Do this
Copy verbatim the lines of the material from the line containing "legend-label-average: Average [1967,906,2044,929]" through the line containing "legend-label-top: Top [463,1023,496,1046]", including both of those lines.

Excerpted data
::::::::::
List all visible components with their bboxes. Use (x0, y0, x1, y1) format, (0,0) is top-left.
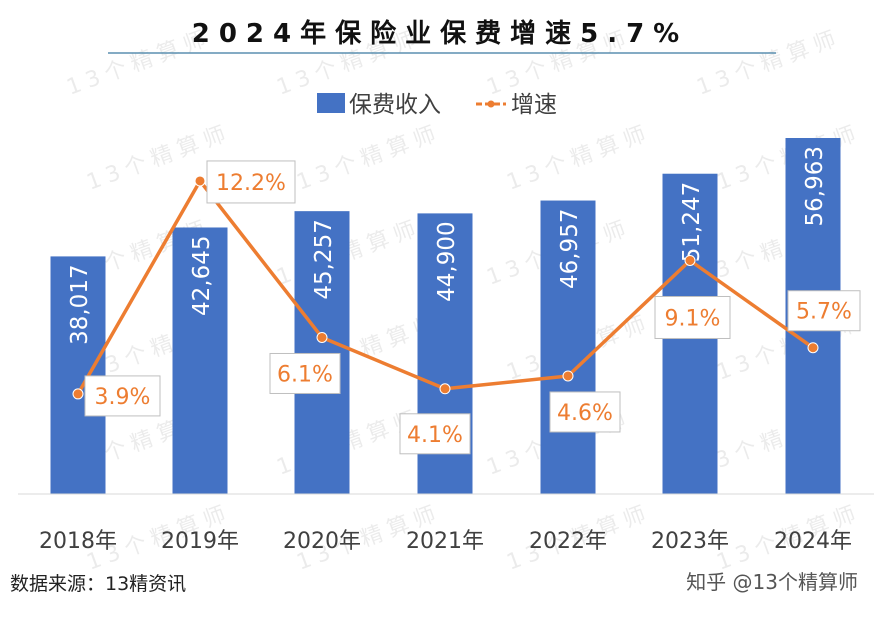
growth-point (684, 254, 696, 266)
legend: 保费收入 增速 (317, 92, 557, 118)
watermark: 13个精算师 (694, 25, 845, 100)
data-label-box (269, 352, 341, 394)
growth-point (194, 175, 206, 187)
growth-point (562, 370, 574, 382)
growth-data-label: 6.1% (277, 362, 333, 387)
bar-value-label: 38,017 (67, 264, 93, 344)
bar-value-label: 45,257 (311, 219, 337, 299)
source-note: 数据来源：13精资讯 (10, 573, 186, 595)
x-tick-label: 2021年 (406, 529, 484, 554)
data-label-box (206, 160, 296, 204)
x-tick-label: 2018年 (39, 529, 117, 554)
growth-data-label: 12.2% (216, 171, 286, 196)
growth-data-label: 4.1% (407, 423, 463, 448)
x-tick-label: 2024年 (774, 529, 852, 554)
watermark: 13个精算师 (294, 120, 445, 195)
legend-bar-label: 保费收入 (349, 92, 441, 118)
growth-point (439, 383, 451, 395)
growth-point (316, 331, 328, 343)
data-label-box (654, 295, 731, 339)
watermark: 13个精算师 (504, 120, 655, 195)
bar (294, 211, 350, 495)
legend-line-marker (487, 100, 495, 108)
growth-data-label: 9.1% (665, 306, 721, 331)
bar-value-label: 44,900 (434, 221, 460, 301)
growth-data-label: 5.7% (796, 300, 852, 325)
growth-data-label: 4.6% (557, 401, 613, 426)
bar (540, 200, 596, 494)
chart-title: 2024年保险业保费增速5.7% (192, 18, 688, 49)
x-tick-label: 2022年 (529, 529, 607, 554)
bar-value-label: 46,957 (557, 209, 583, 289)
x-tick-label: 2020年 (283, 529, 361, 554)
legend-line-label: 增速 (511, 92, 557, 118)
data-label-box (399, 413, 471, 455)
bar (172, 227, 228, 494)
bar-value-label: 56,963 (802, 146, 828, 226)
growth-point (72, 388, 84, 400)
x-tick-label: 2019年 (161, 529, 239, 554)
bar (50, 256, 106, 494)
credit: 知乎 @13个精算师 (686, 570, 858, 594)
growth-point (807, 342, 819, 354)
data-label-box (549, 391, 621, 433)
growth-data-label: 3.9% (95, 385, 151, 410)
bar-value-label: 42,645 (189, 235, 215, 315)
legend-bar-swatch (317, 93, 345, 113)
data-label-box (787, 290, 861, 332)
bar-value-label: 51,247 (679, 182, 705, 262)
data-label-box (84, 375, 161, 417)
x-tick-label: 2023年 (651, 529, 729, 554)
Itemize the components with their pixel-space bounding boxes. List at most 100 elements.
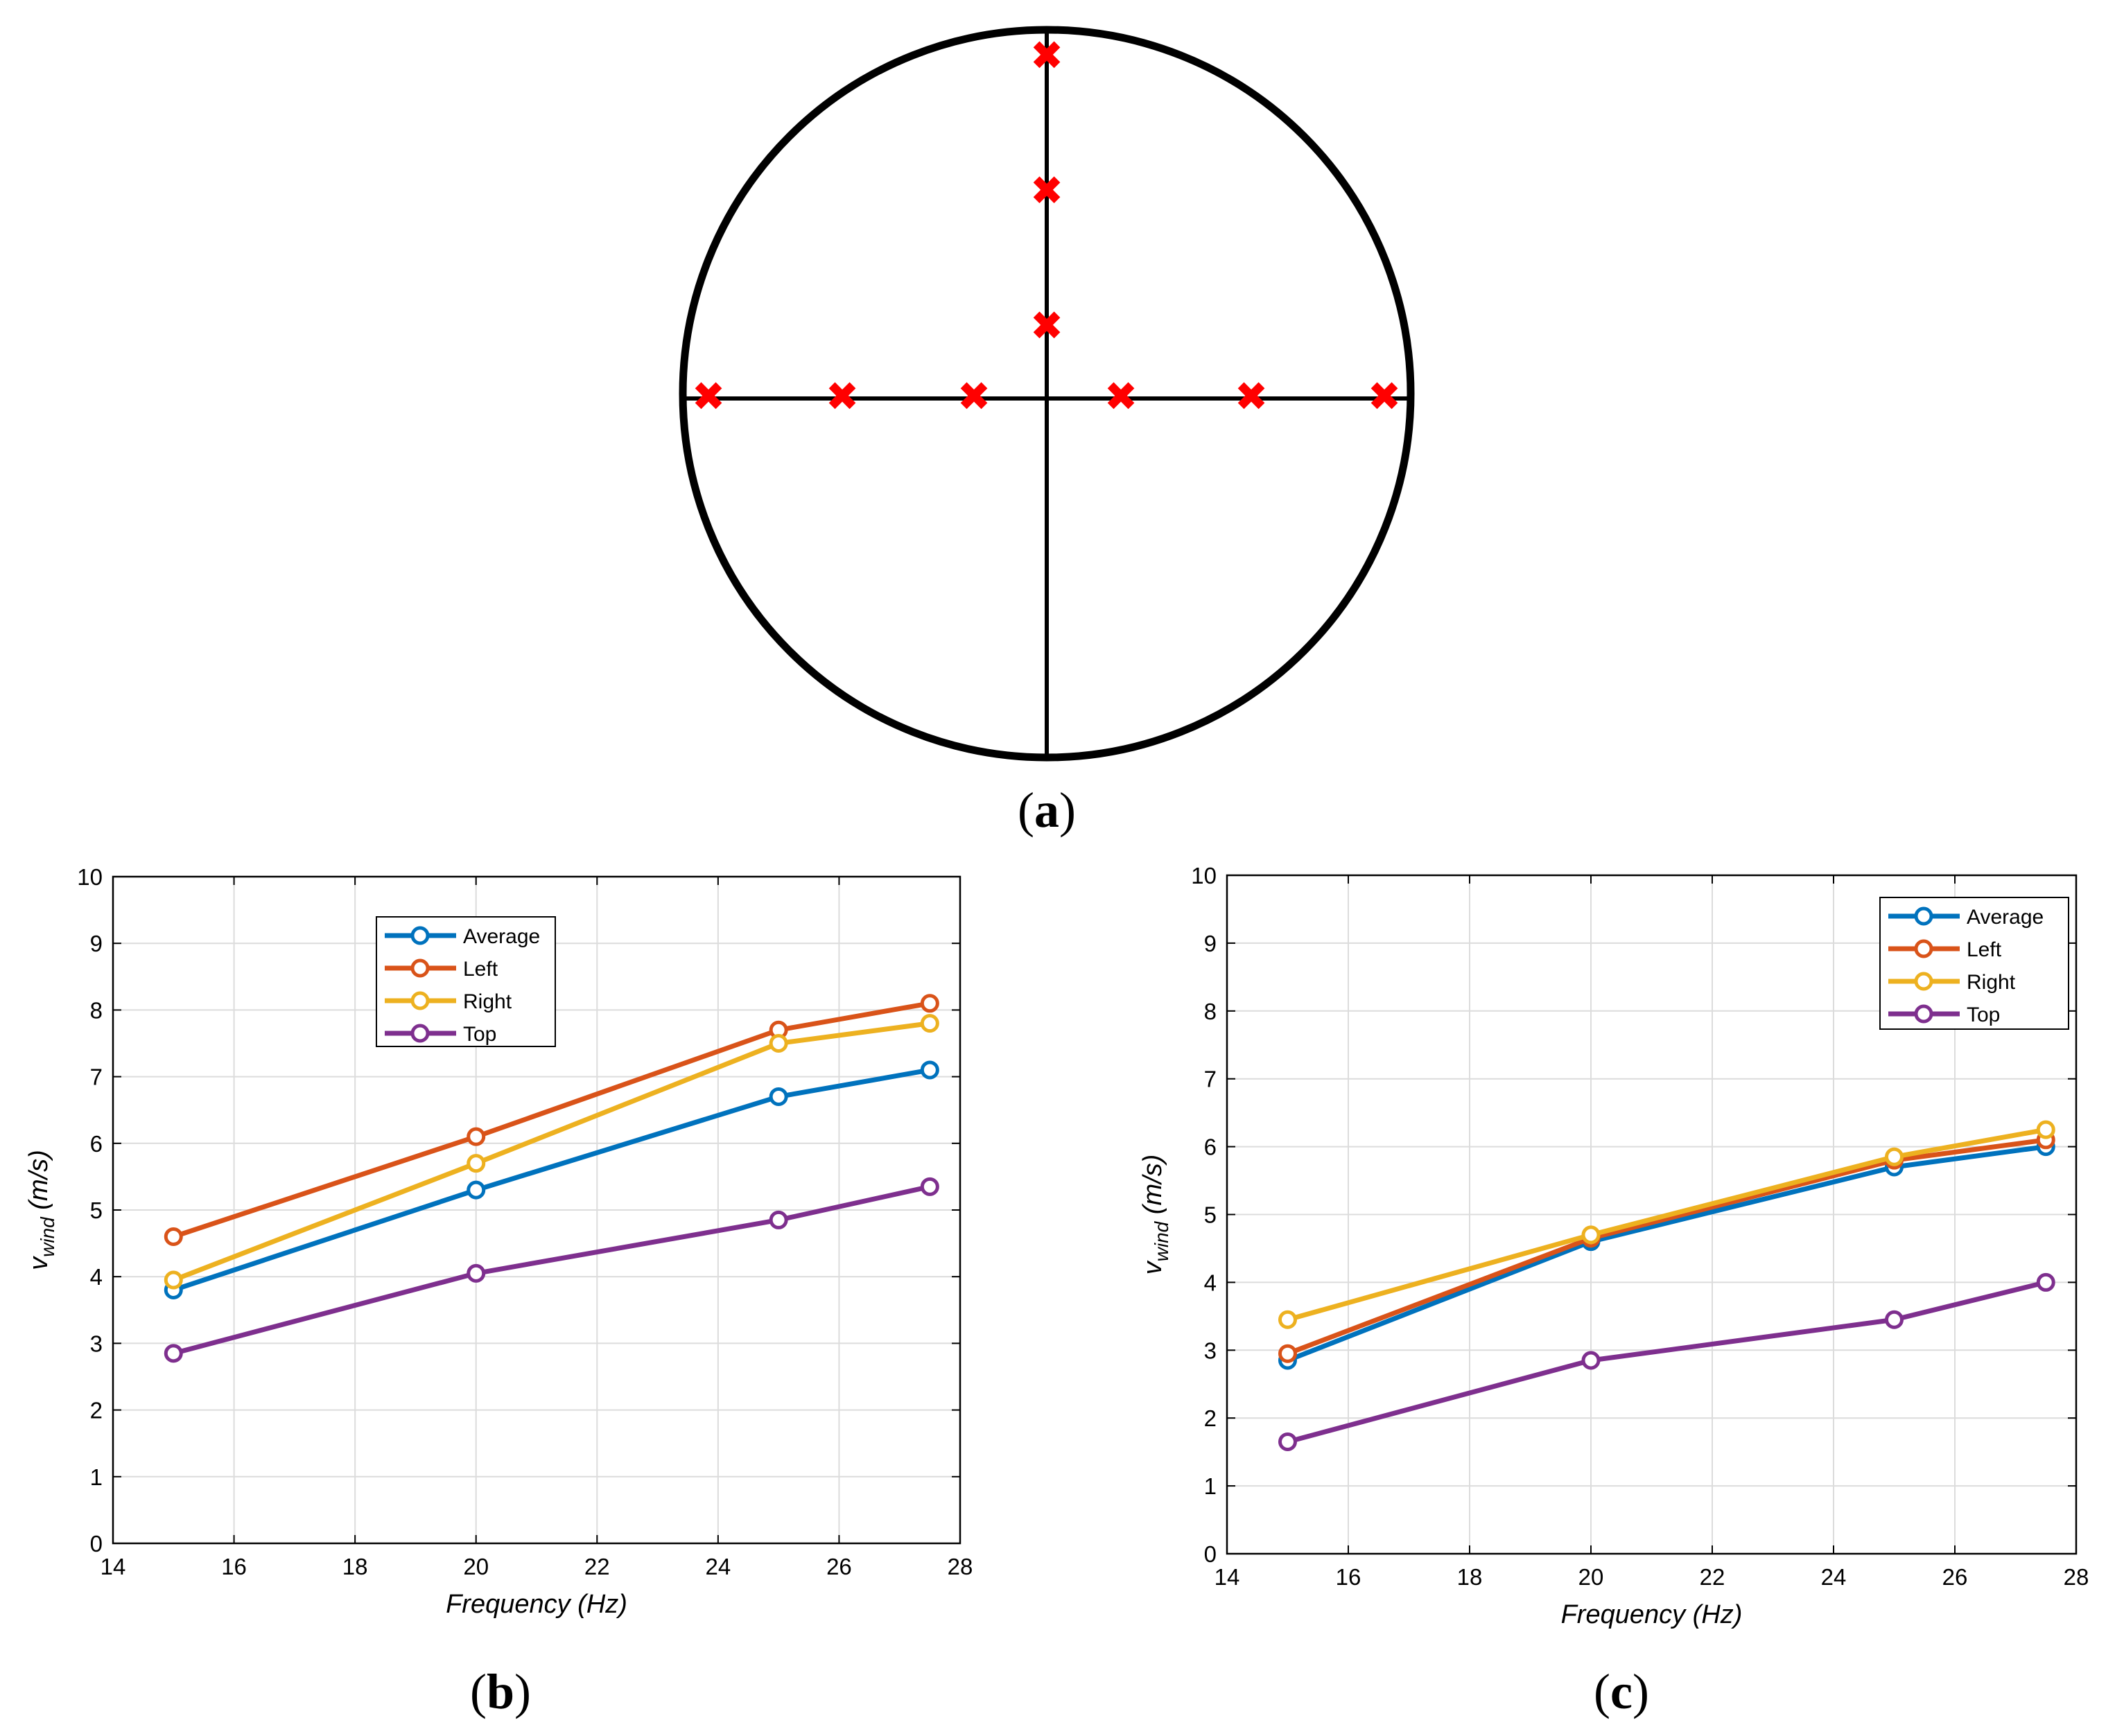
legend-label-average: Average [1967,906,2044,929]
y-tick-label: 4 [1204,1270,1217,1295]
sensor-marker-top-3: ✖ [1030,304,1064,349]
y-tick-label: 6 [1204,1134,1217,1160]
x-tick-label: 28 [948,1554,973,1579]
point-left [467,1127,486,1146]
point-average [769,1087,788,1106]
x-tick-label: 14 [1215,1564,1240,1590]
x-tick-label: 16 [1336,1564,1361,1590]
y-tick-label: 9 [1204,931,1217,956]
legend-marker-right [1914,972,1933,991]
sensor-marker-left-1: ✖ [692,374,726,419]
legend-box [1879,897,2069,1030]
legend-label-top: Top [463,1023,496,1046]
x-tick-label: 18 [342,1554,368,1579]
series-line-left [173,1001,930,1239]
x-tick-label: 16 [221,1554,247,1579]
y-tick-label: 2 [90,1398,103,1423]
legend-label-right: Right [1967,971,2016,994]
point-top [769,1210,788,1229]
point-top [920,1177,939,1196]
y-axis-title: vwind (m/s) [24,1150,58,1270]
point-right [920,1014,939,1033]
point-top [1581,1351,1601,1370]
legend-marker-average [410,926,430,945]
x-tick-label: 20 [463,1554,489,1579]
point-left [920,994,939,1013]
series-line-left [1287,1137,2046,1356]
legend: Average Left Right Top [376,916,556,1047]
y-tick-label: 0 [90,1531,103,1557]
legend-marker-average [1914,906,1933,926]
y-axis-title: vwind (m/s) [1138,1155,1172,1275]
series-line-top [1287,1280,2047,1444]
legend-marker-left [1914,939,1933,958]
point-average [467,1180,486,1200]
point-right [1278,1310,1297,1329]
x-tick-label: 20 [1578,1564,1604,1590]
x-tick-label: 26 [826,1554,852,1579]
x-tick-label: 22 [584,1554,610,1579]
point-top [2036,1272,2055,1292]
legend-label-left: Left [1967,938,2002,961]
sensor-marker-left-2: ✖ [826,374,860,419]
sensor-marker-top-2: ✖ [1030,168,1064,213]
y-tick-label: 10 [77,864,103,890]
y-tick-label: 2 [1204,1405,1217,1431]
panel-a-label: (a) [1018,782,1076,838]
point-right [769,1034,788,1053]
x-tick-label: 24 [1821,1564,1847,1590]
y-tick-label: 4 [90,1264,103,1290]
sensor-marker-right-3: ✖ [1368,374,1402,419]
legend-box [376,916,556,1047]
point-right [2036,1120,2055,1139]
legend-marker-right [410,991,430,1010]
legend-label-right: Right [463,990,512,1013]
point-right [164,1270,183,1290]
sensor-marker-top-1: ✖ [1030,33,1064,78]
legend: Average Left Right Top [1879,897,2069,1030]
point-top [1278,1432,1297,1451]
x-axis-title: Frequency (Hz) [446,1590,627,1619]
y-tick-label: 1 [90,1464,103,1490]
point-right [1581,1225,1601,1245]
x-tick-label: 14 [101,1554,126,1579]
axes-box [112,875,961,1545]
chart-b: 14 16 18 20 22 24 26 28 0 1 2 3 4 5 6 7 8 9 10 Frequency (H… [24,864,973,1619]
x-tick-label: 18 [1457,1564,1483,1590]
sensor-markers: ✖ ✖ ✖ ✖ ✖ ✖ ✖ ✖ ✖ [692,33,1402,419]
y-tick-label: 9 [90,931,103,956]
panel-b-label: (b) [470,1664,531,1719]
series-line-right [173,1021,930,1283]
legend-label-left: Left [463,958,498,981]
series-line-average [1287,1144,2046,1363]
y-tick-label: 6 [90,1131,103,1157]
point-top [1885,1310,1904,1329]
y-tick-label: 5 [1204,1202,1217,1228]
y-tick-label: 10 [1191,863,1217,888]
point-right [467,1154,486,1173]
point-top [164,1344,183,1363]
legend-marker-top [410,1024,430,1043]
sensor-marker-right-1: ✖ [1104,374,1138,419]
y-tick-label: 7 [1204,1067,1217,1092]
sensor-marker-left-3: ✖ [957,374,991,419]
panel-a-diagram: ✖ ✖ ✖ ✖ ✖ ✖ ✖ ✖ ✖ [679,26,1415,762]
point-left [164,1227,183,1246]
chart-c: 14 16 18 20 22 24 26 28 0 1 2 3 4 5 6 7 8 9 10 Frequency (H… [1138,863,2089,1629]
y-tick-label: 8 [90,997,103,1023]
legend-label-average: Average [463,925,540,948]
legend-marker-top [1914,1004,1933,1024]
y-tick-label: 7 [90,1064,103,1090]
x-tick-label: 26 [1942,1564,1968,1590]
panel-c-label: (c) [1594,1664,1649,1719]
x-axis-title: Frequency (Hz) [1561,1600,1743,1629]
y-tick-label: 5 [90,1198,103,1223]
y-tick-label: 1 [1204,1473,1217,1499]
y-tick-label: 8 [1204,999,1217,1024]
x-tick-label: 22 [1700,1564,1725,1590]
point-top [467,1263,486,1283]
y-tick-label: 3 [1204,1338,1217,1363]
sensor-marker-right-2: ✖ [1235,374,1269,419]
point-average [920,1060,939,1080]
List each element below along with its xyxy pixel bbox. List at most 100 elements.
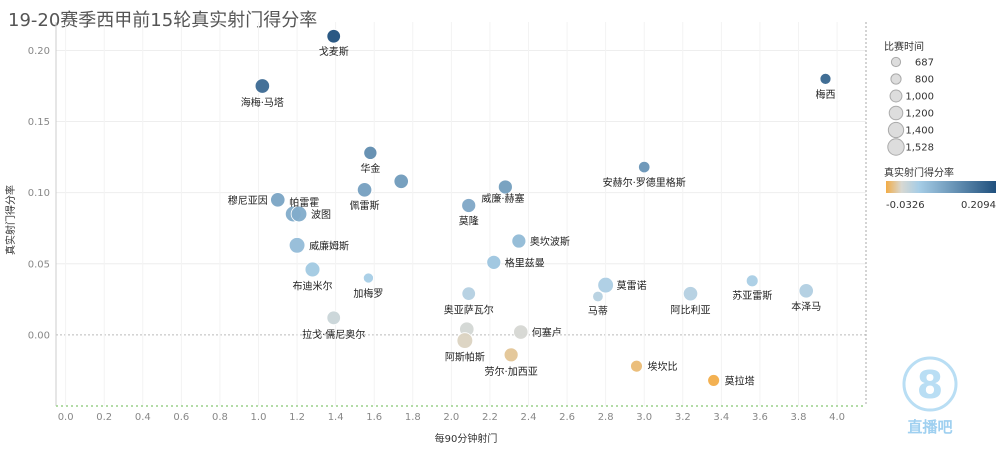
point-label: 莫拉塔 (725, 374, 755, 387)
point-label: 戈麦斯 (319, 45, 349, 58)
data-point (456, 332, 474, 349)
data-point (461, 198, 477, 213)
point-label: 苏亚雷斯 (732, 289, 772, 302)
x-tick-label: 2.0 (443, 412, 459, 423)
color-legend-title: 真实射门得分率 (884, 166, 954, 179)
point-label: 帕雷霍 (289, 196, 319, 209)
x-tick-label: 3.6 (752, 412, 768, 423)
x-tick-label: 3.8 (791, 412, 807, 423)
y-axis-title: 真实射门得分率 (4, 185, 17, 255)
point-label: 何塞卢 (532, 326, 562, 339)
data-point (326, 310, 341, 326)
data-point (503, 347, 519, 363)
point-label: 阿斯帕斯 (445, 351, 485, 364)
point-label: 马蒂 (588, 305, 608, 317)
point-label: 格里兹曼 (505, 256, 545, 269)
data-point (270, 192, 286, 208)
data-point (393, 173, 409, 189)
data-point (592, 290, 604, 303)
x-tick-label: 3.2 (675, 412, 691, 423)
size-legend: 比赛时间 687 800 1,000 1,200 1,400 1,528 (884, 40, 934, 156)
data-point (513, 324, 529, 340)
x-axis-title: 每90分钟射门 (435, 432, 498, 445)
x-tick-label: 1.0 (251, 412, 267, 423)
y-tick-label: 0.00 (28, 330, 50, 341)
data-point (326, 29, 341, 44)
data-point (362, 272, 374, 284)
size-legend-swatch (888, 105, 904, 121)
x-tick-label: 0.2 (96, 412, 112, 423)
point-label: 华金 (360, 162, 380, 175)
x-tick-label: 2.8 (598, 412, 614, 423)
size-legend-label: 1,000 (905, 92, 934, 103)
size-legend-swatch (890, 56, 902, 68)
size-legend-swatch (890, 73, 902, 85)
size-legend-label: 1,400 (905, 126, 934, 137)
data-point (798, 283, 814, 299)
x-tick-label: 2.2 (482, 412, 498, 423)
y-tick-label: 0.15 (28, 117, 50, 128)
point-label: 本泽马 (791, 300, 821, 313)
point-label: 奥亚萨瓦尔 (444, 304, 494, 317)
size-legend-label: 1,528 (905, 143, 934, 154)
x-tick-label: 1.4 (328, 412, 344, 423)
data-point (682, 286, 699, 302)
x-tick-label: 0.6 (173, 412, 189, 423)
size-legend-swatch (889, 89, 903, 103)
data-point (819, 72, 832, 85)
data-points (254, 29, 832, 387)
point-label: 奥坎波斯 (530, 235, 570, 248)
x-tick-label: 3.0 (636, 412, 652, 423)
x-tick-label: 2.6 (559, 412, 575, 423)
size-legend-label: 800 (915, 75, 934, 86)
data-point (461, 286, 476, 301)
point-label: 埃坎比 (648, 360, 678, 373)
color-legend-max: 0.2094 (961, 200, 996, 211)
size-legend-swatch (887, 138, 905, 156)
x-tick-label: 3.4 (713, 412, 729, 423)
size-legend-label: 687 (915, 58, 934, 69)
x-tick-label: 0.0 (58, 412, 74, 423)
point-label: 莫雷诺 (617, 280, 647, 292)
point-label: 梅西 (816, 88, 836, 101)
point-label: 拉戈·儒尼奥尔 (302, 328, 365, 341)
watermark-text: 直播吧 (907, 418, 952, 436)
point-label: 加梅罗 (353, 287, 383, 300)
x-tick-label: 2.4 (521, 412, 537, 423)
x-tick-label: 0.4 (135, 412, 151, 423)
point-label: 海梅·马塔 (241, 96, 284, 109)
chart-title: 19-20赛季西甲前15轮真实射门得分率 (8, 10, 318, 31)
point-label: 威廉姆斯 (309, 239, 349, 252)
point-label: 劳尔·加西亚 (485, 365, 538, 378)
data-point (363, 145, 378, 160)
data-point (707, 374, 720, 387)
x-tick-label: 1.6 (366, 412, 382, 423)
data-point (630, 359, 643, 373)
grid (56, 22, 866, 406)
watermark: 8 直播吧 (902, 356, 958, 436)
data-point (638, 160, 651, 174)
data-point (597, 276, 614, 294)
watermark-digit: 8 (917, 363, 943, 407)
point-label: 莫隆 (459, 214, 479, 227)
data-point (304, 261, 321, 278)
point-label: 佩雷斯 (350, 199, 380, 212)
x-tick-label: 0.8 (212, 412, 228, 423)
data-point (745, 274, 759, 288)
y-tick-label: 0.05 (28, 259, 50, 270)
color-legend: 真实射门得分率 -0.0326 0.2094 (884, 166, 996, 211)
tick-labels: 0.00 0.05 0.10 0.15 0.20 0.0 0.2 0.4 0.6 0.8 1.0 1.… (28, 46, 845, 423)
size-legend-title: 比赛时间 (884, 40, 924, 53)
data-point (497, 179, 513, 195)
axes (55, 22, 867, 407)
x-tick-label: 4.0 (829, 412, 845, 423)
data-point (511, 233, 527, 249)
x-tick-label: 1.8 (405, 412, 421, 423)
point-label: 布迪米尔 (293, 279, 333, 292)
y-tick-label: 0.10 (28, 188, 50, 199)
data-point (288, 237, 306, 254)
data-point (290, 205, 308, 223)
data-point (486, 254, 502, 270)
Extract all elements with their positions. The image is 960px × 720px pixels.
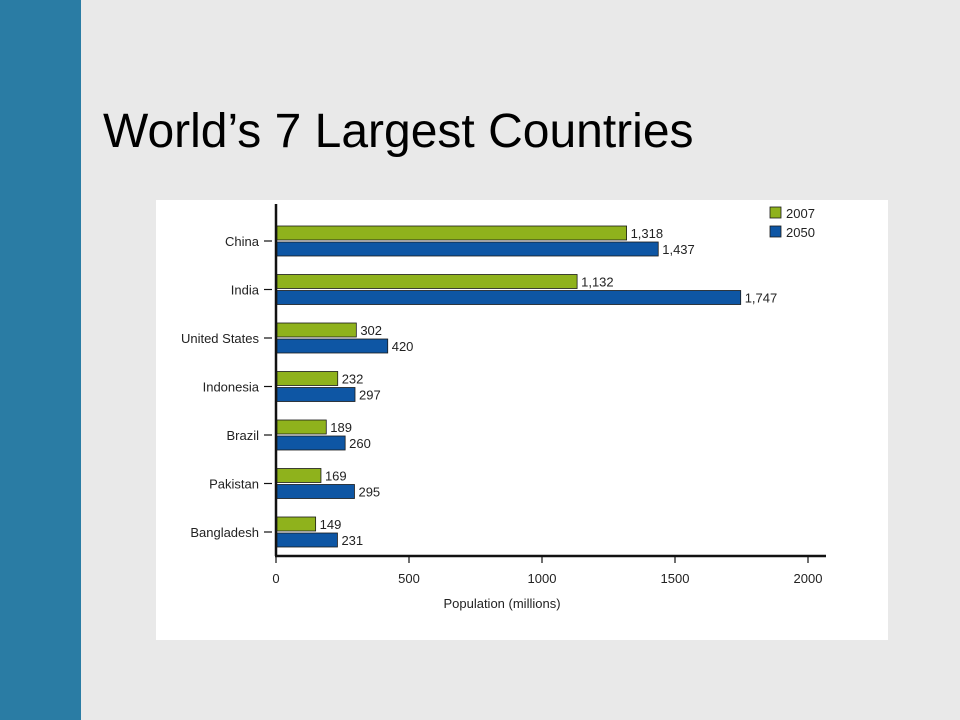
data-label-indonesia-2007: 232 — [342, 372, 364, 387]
::::::::::
Exercise solution
legend-label-average: Average [1967,906,2044,929]
y-tick-label: 4 [1204,1270,1217,1295]
sensor-marker-top-3: ✖ [1030,304,1064,349]
y-tick-label: 6 [1204,1134,1217,1160]
x-tick-label: 28 [948,1554,973,1579]
point-left [467,1127,486,1146]
point-average [769,1087,788,1106]
x-tick-label: 14 [1215,1564,1240,1590]
x-tick-label: 16 [1336,1564,1361,1590]
y-tick-label: 9 [1204,931,1217,956]
legend-marker-right [1914,972,1933,991]
sensor-marker-left-1: ✖ [692,374,726,419]
legend-box [1879,897,2069,1030]
legend-label-top: Top [463,1023,496,1046]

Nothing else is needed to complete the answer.